Extracted entries
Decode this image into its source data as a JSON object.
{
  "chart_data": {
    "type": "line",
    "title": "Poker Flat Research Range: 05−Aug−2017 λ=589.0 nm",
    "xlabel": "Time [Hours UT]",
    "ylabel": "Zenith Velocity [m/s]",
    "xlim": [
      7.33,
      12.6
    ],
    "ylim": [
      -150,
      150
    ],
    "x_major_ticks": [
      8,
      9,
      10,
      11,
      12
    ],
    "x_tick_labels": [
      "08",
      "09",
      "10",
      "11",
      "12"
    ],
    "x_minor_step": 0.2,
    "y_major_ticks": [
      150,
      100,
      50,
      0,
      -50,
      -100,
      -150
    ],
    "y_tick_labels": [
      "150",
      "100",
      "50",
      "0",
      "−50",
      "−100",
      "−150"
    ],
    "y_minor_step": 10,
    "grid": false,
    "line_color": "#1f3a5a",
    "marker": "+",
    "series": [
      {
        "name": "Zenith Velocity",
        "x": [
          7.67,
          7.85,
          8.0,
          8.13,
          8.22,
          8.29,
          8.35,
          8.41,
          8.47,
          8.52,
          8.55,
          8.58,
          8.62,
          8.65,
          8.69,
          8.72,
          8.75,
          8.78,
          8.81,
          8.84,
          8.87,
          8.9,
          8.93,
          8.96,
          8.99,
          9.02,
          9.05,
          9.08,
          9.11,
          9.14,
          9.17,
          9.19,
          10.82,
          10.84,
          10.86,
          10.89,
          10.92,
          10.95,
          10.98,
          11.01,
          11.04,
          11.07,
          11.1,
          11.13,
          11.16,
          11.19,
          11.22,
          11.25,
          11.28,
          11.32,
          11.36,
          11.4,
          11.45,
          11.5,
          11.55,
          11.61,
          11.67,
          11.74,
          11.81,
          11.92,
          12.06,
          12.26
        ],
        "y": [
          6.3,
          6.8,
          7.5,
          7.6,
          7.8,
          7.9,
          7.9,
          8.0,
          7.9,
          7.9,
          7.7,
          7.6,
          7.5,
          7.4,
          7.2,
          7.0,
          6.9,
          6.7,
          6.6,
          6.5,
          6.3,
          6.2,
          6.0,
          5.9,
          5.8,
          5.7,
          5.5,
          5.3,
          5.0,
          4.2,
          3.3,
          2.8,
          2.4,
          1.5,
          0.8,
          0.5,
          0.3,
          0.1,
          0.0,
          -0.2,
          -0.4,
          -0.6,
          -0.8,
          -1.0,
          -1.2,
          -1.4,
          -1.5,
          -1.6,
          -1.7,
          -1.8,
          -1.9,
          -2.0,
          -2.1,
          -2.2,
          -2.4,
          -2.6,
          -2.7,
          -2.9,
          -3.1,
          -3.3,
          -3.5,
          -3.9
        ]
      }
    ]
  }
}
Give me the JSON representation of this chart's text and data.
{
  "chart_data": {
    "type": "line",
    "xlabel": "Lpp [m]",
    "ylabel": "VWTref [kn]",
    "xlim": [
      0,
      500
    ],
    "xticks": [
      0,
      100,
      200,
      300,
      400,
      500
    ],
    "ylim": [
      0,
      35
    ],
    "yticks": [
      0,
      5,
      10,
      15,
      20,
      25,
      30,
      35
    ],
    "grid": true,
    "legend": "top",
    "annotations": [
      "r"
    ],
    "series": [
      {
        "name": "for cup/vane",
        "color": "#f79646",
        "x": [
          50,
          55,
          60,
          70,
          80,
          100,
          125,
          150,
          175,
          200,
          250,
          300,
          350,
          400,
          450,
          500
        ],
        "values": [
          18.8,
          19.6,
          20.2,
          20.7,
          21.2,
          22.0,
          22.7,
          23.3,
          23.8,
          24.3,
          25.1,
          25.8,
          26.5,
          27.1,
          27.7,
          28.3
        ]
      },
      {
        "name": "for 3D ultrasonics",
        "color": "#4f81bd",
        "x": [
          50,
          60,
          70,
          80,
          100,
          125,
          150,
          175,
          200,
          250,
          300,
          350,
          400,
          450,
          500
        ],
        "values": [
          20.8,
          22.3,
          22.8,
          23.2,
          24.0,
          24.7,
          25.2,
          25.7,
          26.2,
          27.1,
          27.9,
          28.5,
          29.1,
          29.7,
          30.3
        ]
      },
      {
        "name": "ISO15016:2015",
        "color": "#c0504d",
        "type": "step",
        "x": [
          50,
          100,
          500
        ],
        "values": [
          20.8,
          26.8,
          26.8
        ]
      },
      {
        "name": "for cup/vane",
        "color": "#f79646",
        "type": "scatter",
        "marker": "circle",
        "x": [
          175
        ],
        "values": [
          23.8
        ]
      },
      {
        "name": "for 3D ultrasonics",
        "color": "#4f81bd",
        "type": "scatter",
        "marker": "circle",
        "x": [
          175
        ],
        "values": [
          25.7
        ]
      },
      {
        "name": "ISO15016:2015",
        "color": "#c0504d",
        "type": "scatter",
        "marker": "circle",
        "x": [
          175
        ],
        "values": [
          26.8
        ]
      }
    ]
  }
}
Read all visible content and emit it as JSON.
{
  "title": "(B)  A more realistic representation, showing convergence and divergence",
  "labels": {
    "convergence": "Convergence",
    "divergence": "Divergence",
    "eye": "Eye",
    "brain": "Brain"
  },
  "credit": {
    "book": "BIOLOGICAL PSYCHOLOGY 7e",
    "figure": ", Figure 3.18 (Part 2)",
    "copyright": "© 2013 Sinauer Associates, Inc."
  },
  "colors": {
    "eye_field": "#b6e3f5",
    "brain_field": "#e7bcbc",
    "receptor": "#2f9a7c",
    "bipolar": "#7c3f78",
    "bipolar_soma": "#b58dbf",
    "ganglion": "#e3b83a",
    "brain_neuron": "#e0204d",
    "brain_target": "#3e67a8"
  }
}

Exercise brief
The records above must be output exactly, in full.

Answer to the exercise
Decode this image into its source data as a JSON object.
{
  "chart_data": {
    "type": "line",
    "title": "Poker Flat Research Range: 05−Aug−2017 λ=589.0 nm",
    "xlabel": "Time [Hours UT]",
    "ylabel": "Zenith Velocity [m/s]",
    "xlim": [
      7.33,
      12.6
    ],
    "ylim": [
      -150,
      150
    ],
    "x_major_ticks": [
      8,
      9,
      10,
      11,
      12
    ],
    "x_tick_labels": [
      "08",
      "09",
      "10",
      "11",
      "12"
    ],
    "x_minor_step": 0.2,
    "y_major_ticks": [
      150,
      100,
      50,
      0,
      -50,
      -100,
      -150
    ],
    "y_tick_labels": [
      "150",
      "100",
      "50",
      "0",
      "−50",
      "−100",
      "−150"
    ],
    "y_minor_step": 10,
    "grid": false,
    "line_color": "#1f3a5a",
    "marker": "+",
    "series": [
      {
        "name": "Zenith Velocity",
        "x": [
          7.67,
          7.85,
          8.0,
          8.13,
          8.22,
          8.29,
          8.35,
          8.41,
          8.47,
          8.52,
          8.55,
          8.58,
          8.62,
          8.65,
          8.69,
          8.72,
          8.75,
          8.78,
          8.81,
          8.84,
          8.87,
          8.9,
          8.93,
          8.96,
          8.99,
          9.02,
          9.05,
          9.08,
          9.11,
          9.14,
          9.17,
          9.19,
          10.82,
          10.84,
          10.86,
          10.89,
          10.92,
          10.95,
          10.98,
          11.01,
          11.04,
          11.07,
          11.1,
          11.13,
          11.16,
          11.19,
          11.22,
          11.25,
          11.28,
          11.32,
          11.36,
          11.4,
          11.45,
          11.5,
          11.55,
          11.61,
          11.67,
          11.74,
          11.81,
          11.92,
          12.06,
          12.26
        ],
        "y": [
          6.3,
          6.8,
          7.5,
          7.6,
          7.8,
          7.9,
          7.9,
          8.0,
          7.9,
          7.9,
          7.7,
          7.6,
          7.5,
          7.4,
          7.2,
          7.0,
          6.9,
          6.7,
          6.6,
          6.5,
          6.3,
          6.2,
          6.0,
          5.9,
          5.8,
          5.7,
          5.5,
          5.3,
          5.0,
          4.2,
          3.3,
          2.8,
          2.4,
          1.5,
          0.8,
          0.5,
          0.3,
          0.1,
          0.0,
          -0.2,
          -0.4,
          -0.6,
          -0.8,
          -1.0,
          -1.2,
          -1.4,
          -1.5,
          -1.6,
          -1.7,
          -1.8,
          -1.9,
          -2.0,
          -2.1,
          -2.2,
          -2.4,
          -2.6,
          -2.7,
          -2.9,
          -3.1,
          -3.3,
          -3.5,
          -3.9
        ]
      }
    ]
  }
}
Give me the JSON representation of this chart's text and data.
{
  "chart_data": {
    "type": "line",
    "xlabel": "Lpp [m]",
    "ylabel": "VWTref [kn]",
    "xlim": [
      0,
      500
    ],
    "xticks": [
      0,
      100,
      200,
      300,
      400,
      500
    ],
    "ylim": [
      0,
      35
    ],
    "yticks": [
      0,
      5,
      10,
      15,
      20,
      25,
      30,
      35
    ],
    "grid": true,
    "legend": "top",
    "annotations": [
      "r"
    ],
    "series": [
      {
        "name": "for cup/vane",
        "color": "#f79646",
        "x": [
          50,
          55,
          60,
          70,
          80,
          100,
          125,
          150,
          175,
          200,
          250,
          300,
          350,
          400,
          450,
          500
        ],
        "values": [
          18.8,
          19.6,
          20.2,
          20.7,
          21.2,
          22.0,
          22.7,
          23.3,
          23.8,
          24.3,
          25.1,
          25.8,
          26.5,
          27.1,
          27.7,
          28.3
        ]
      },
      {
        "name": "for 3D ultrasonics",
        "color": "#4f81bd",
        "x": [
          50,
          60,
          70,
          80,
          100,
          125,
          150,
          175,
          200,
          250,
          300,
          350,
          400,
          450,
          500
        ],
        "values": [
          20.8,
          22.3,
          22.8,
          23.2,
          24.0,
          24.7,
          25.2,
          25.7,
          26.2,
          27.1,
          27.9,
          28.5,
          29.1,
          29.7,
          30.3
        ]
      },
      {
        "name": "ISO15016:2015",
        "color": "#c0504d",
        "type": "step",
        "x": [
          50,
          100,
          500
        ],
        "values": [
          20.8,
          26.8,
          26.8
        ]
      },
      {
        "name": "for cup/vane",
        "color": "#f79646",
        "type": "scatter",
        "marker": "circle",
        "x": [
          175
        ],
        "values": [
          23.8
        ]
      },
      {
        "name": "for 3D ultrasonics",
        "color": "#4f81bd",
        "type": "scatter",
        "marker": "circle",
        "x": [
          175
        ],
        "values": [
          25.7
        ]
      },
      {
        "name": "ISO15016:2015",
        "color": "#c0504d",
        "type": "scatter",
        "marker": "circle",
        "x": [
          175
        ],
        "values": [
          26.8
        ]
      }
    ]
  }
}
Read all visible content and emit it as JSON.
{
  "title": "(B)  A more realistic representation, showing convergence and divergence",
  "labels": {
    "convergence": "Convergence",
    "divergence": "Divergence",
    "eye": "Eye",
    "brain": "Brain"
  },
  "credit": {
    "book": "BIOLOGICAL PSYCHOLOGY 7e",
    "figure": ", Figure 3.18 (Part 2)",
    "copyright": "© 2013 Sinauer Associates, Inc."
  },
  "colors": {
    "eye_field": "#b6e3f5",
    "brain_field": "#e7bcbc",
    "receptor": "#2f9a7c",
    "bipolar": "#7c3f78",
    "bipolar_soma": "#b58dbf",
    "ganglion": "#e3b83a",
    "brain_neuron": "#e0204d",
    "brain_target": "#3e67a8"
  }
}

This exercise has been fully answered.